Start of Data records
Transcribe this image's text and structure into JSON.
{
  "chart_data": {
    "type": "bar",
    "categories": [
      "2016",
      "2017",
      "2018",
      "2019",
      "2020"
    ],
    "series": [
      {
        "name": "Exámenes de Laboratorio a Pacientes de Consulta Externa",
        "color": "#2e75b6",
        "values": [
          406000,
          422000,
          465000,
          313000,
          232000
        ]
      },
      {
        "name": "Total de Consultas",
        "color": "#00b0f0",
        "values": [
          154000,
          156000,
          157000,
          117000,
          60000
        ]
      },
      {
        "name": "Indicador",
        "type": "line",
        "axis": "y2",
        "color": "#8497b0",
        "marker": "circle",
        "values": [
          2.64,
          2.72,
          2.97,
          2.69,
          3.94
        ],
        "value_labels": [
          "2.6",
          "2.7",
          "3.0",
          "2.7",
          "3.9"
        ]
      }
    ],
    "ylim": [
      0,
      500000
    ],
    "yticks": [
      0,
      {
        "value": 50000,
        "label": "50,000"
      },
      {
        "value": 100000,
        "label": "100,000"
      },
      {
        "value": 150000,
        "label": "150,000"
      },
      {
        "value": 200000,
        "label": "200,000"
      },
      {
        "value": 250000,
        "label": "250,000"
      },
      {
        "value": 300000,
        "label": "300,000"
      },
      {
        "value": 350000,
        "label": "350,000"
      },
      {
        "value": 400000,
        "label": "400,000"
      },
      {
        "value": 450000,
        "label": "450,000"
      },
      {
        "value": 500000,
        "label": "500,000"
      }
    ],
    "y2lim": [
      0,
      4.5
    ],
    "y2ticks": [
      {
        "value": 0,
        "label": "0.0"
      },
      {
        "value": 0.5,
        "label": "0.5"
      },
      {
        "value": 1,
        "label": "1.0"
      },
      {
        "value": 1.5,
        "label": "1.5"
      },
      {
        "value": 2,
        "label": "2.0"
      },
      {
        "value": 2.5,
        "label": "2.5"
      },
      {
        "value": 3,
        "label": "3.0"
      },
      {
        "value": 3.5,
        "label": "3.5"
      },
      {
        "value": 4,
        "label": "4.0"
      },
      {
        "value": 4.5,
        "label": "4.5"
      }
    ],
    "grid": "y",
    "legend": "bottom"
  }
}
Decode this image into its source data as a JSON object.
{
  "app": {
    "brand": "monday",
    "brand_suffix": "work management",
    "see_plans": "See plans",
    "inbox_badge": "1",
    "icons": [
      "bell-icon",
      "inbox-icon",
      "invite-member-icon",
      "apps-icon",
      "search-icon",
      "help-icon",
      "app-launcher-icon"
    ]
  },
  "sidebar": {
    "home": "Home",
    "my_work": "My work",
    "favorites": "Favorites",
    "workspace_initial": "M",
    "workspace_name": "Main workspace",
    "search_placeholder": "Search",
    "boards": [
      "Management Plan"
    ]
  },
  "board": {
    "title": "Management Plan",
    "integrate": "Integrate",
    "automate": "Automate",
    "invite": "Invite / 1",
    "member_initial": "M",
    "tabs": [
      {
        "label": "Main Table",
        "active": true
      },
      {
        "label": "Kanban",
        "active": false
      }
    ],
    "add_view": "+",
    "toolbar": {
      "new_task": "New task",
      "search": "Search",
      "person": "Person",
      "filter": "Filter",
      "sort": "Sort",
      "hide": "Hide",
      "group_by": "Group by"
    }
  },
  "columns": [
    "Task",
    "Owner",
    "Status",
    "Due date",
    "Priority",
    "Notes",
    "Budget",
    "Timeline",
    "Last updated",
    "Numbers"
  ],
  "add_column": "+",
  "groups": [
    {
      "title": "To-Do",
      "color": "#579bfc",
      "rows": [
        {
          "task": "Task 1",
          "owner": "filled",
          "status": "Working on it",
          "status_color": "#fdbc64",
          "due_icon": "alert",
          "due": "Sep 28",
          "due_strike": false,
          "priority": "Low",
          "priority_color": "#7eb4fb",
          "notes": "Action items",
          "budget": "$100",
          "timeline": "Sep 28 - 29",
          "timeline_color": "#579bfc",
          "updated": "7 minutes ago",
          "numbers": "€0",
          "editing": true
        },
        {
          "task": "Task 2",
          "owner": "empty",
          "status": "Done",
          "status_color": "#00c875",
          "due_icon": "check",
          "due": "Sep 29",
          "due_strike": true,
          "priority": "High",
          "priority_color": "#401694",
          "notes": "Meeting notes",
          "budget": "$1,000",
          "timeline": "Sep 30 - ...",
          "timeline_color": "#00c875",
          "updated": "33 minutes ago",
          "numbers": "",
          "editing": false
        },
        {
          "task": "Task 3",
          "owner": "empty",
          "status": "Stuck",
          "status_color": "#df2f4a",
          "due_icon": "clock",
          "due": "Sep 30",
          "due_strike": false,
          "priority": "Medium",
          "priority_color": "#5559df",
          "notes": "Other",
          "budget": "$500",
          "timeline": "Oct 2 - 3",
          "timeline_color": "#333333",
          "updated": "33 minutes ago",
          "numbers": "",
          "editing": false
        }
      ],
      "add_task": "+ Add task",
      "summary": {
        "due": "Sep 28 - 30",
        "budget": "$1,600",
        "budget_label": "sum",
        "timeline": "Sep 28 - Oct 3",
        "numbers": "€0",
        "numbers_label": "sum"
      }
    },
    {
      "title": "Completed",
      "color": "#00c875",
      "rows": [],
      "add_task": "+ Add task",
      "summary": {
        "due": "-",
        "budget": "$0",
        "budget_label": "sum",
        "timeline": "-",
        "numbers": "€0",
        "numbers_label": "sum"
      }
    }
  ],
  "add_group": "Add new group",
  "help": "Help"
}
End of Data records
→ Exercise prompt:
Copy the data above in full, character for character.

→ Solution to this problem:
Transcribe this image's text and structure into JSON.
{
  "chart_data": {
    "type": "bar",
    "categories": [
      "2016",
      "2017",
      "2018",
      "2019",
      "2020"
    ],
    "series": [
      {
        "name": "Exámenes de Laboratorio a Pacientes de Consulta Externa",
        "color": "#2e75b6",
        "values": [
          406000,
          422000,
          465000,
          313000,
          232000
        ]
      },
      {
        "name": "Total de Consultas",
        "color": "#00b0f0",
        "values": [
          154000,
          156000,
          157000,
          117000,
          60000
        ]
      },
      {
        "name": "Indicador",
        "type": "line",
        "axis": "y2",
        "color": "#8497b0",
        "marker": "circle",
        "values": [
          2.64,
          2.72,
          2.97,
          2.69,
          3.94
        ],
        "value_labels": [
          "2.6",
          "2.7",
          "3.0",
          "2.7",
          "3.9"
        ]
      }
    ],
    "ylim": [
      0,
      500000
    ],
    "yticks": [
      0,
      {
        "value": 50000,
        "label": "50,000"
      },
      {
        "value": 100000,
        "label": "100,000"
      },
      {
        "value": 150000,
        "label": "150,000"
      },
      {
        "value": 200000,
        "label": "200,000"
      },
      {
        "value": 250000,
        "label": "250,000"
      },
      {
        "value": 300000,
        "label": "300,000"
      },
      {
        "value": 350000,
        "label": "350,000"
      },
      {
        "value": 400000,
        "label": "400,000"
      },
      {
        "value": 450000,
        "label": "450,000"
      },
      {
        "value": 500000,
        "label": "500,000"
      }
    ],
    "y2lim": [
      0,
      4.5
    ],
    "y2ticks": [
      {
        "value": 0,
        "label": "0.0"
      },
      {
        "value": 0.5,
        "label": "0.5"
      },
      {
        "value": 1,
        "label": "1.0"
      },
      {
        "value": 1.5,
        "label": "1.5"
      },
      {
        "value": 2,
        "label": "2.0"
      },
      {
        "value": 2.5,
        "label": "2.5"
      },
      {
        "value": 3,
        "label": "3.0"
      },
      {
        "value": 3.5,
        "label": "3.5"
      },
      {
        "value": 4,
        "label": "4.0"
      },
      {
        "value": 4.5,
        "label": "4.5"
      }
    ],
    "grid": "y",
    "legend": "bottom"
  }
}
Decode this image into its source data as a JSON object.
{
  "app": {
    "brand": "monday",
    "brand_suffix": "work management",
    "see_plans": "See plans",
    "inbox_badge": "1",
    "icons": [
      "bell-icon",
      "inbox-icon",
      "invite-member-icon",
      "apps-icon",
      "search-icon",
      "help-icon",
      "app-launcher-icon"
    ]
  },
  "sidebar": {
    "home": "Home",
    "my_work": "My work",
    "favorites": "Favorites",
    "workspace_initial": "M",
    "workspace_name": "Main workspace",
    "search_placeholder": "Search",
    "boards": [
      "Management Plan"
    ]
  },
  "board": {
    "title": "Management Plan",
    "integrate": "Integrate",
    "automate": "Automate",
    "invite": "Invite / 1",
    "member_initial": "M",
    "tabs": [
      {
        "label": "Main Table",
        "active": true
      },
      {
        "label": "Kanban",
        "active": false
      }
    ],
    "add_view": "+",
    "toolbar": {
      "new_task": "New task",
      "search": "Search",
      "person": "Person",
      "filter": "Filter",
      "sort": "Sort",
      "hide": "Hide",
      "group_by": "Group by"
    }
  },
  "columns": [
    "Task",
    "Owner",
    "Status",
    "Due date",
    "Priority",
    "Notes",
    "Budget",
    "Timeline",
    "Last updated",
    "Numbers"
  ],
  "add_column": "+",
  "groups": [
    {
      "title": "To-Do",
      "color": "#579bfc",
      "rows": [
        {
          "task": "Task 1",
          "owner": "filled",
          "status": "Working on it",
          "status_color": "#fdbc64",
          "due_icon": "alert",
          "due": "Sep 28",
          "due_strike": false,
          "priority": "Low",
          "priority_color": "#7eb4fb",
          "notes": "Action items",
          "budget": "$100",
          "timeline": "Sep 28 - 29",
          "timeline_color": "#579bfc",
          "updated": "7 minutes ago",
          "numbers": "€0",
          "editing": true
        },
        {
          "task": "Task 2",
          "owner": "empty",
          "status": "Done",
          "status_color": "#00c875",
          "due_icon": "check",
          "due": "Sep 29",
          "due_strike": true,
          "priority": "High",
          "priority_color": "#401694",
          "notes": "Meeting notes",
          "budget": "$1,000",
          "timeline": "Sep 30 - ...",
          "timeline_color": "#00c875",
          "updated": "33 minutes ago",
          "numbers": "",
          "editing": false
        },
        {
          "task": "Task 3",
          "owner": "empty",
          "status": "Stuck",
          "status_color": "#df2f4a",
          "due_icon": "clock",
          "due": "Sep 30",
          "due_strike": false,
          "priority": "Medium",
          "priority_color": "#5559df",
          "notes": "Other",
          "budget": "$500",
          "timeline": "Oct 2 - 3",
          "timeline_color": "#333333",
          "updated": "33 minutes ago",
          "numbers": "",
          "editing": false
        }
      ],
      "add_task": "+ Add task",
      "summary": {
        "due": "Sep 28 - 30",
        "budget": "$1,600",
        "budget_label": "sum",
        "timeline": "Sep 28 - Oct 3",
        "numbers": "€0",
        "numbers_label": "sum"
      }
    },
    {
      "title": "Completed",
      "color": "#00c875",
      "rows": [],
      "add_task": "+ Add task",
      "summary": {
        "due": "-",
        "budget": "$0",
        "budget_label": "sum",
        "timeline": "-",
        "numbers": "€0",
        "numbers_label": "sum"
      }
    }
  ],
  "add_group": "Add new group",
  "help": "Help"
}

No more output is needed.